__STATED EXERCISE__: Retype all of the listing exactly, passing over any picture you find.

__ENTRIES PROVIDED__:
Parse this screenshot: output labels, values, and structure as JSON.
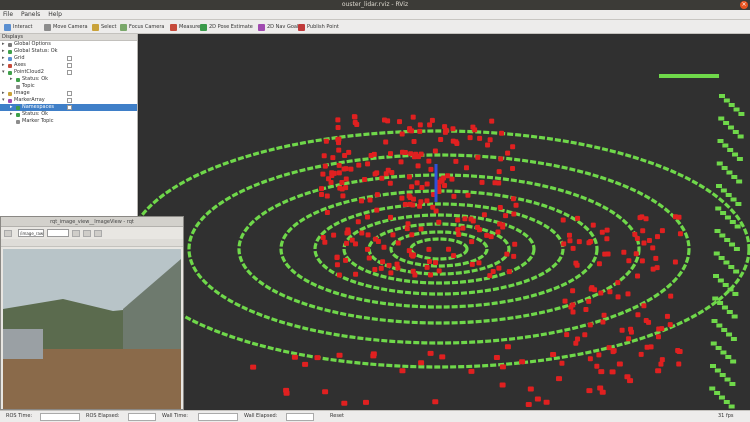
{
  "window": {
    "title": "ouster_lidar.rviz - RViz",
    "close_symbol": "×"
  },
  "menu": [
    "File",
    "Panels",
    "Help"
  ],
  "toolbar": [
    {
      "label": "Interact",
      "color": "#5a8fd1"
    },
    {
      "label": "Move Camera",
      "color": "#8c8c8c"
    },
    {
      "label": "Select",
      "color": "#c9a23a"
    },
    {
      "label": "Focus Camera",
      "color": "#7aa86a"
    },
    {
      "label": "Measure",
      "color": "#c64a3a"
    },
    {
      "label": "2D Pose Estimate",
      "color": "#3a9a4a"
    },
    {
      "label": "2D Nav Goal",
      "color": "#a04ab0"
    },
    {
      "label": "Publish Point",
      "color": "#c03a3a"
    }
  ],
  "displays": {
    "header": "Displays",
    "items": [
      {
        "label": "Global Options",
        "indent": 0,
        "arrow": "▸",
        "icon": "#7a7a7a",
        "check": false
      },
      {
        "label": "Global Status: Ok",
        "indent": 0,
        "arrow": "▸",
        "icon": "#3fa04a",
        "check": false
      },
      {
        "label": "Grid",
        "indent": 0,
        "arrow": "▸",
        "icon": "#5a8fd1",
        "check": true
      },
      {
        "label": "Axes",
        "indent": 0,
        "arrow": "▸",
        "icon": "#c64a3a",
        "check": true
      },
      {
        "label": "PointCloud2",
        "indent": 0,
        "arrow": "▾",
        "icon": "#3fa04a",
        "check": true
      },
      {
        "label": "Status: Ok",
        "indent": 1,
        "arrow": "▸",
        "icon": "#3fa04a",
        "check": false
      },
      {
        "label": "Topic",
        "indent": 1,
        "arrow": "",
        "icon": "#8c8c8c",
        "check": false
      },
      {
        "label": "Image",
        "indent": 0,
        "arrow": "▸",
        "icon": "#c9a23a",
        "check": true
      },
      {
        "label": "MarkerArray",
        "indent": 0,
        "arrow": "▾",
        "icon": "#a04ab0",
        "check": true
      },
      {
        "label": "Namespaces",
        "indent": 1,
        "arrow": "▸",
        "icon": "#3a9a4a",
        "check": true,
        "selected": true
      },
      {
        "label": "Status: Ok",
        "indent": 1,
        "arrow": "▸",
        "icon": "#3fa04a",
        "check": false
      },
      {
        "label": "Marker Topic",
        "indent": 1,
        "arrow": "",
        "icon": "#8c8c8c",
        "check": false
      }
    ]
  },
  "camera_window": {
    "title": "rqt_image_view__ImageView - rqt",
    "topic": "/image_raw",
    "road_label": "",
    "colors": {
      "sky": "#b8c4c8",
      "road": "#8a6a4a",
      "building": "#6e7a6e"
    }
  },
  "status": {
    "reset_label": "Reset",
    "fps_label": "31 fps",
    "ros_time_label": "ROS Time:",
    "ros_elapsed_label": "ROS Elapsed:",
    "wall_time_label": "Wall Time:",
    "wall_elapsed_label": "Wall Elapsed:"
  },
  "viewport": {
    "background": "#303030",
    "ring_color": "#6fd84a",
    "point_color": "#e02020",
    "axis_color": "#3050d8"
  }
}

__TASK RESULT__:
Parse this screenshot: output labels, values, and structure as JSON.
{
  "window": {
    "title": "ouster_lidar.rviz - RViz",
    "close_symbol": "×"
  },
  "menu": [
    "File",
    "Panels",
    "Help"
  ],
  "toolbar": [
    {
      "label": "Interact",
      "color": "#5a8fd1"
    },
    {
      "label": "Move Camera",
      "color": "#8c8c8c"
    },
    {
      "label": "Select",
      "color": "#c9a23a"
    },
    {
      "label": "Focus Camera",
      "color": "#7aa86a"
    },
    {
      "label": "Measure",
      "color": "#c64a3a"
    },
    {
      "label": "2D Pose Estimate",
      "color": "#3a9a4a"
    },
    {
      "label": "2D Nav Goal",
      "color": "#a04ab0"
    },
    {
      "label": "Publish Point",
      "color": "#c03a3a"
    }
  ],
  "displays": {
    "header": "Displays",
    "items": [
      {
        "label": "Global Options",
        "indent": 0,
        "arrow": "▸",
        "icon": "#7a7a7a",
        "check": false
      },
      {
        "label": "Global Status: Ok",
        "indent": 0,
        "arrow": "▸",
        "icon": "#3fa04a",
        "check": false
      },
      {
        "label": "Grid",
        "indent": 0,
        "arrow": "▸",
        "icon": "#5a8fd1",
        "check": true
      },
      {
        "label": "Axes",
        "indent": 0,
        "arrow": "▸",
        "icon": "#c64a3a",
        "check": true
      },
      {
        "label": "PointCloud2",
        "indent": 0,
        "arrow": "▾",
        "icon": "#3fa04a",
        "check": true
      },
      {
        "label": "Status: Ok",
        "indent": 1,
        "arrow": "▸",
        "icon": "#3fa04a",
        "check": false
      },
      {
        "label": "Topic",
        "indent": 1,
        "arrow": "",
        "icon": "#8c8c8c",
        "check": false
      },
      {
        "label": "Image",
        "indent": 0,
        "arrow": "▸",
        "icon": "#c9a23a",
        "check": true
      },
      {
        "label": "MarkerArray",
        "indent": 0,
        "arrow": "▾",
        "icon": "#a04ab0",
        "check": true
      },
      {
        "label": "Namespaces",
        "indent": 1,
        "arrow": "▸",
        "icon": "#3a9a4a",
        "check": true,
        "selected": true
      },
      {
        "label": "Status: Ok",
        "indent": 1,
        "arrow": "▸",
        "icon": "#3fa04a",
        "check": false
      },
      {
        "label": "Marker Topic",
        "indent": 1,
        "arrow": "",
        "icon": "#8c8c8c",
        "check": false
      }
    ]
  },
  "camera_window": {
    "title": "rqt_image_view__ImageView - rqt",
    "topic": "/image_raw",
    "road_label": "",
    "colors": {
      "sky": "#b8c4c8",
      "road": "#8a6a4a",
      "building": "#6e7a6e"
    }
  },
  "status": {
    "reset_label": "Reset",
    "fps_label": "31 fps",
    "ros_time_label": "ROS Time:",
    "ros_elapsed_label": "ROS Elapsed:",
    "wall_time_label": "Wall Time:",
    "wall_elapsed_label": "Wall Elapsed:"
  },
  "viewport": {
    "background": "#303030",
    "ring_color": "#6fd84a",
    "point_color": "#e02020",
    "axis_color": "#3050d8"
  }
}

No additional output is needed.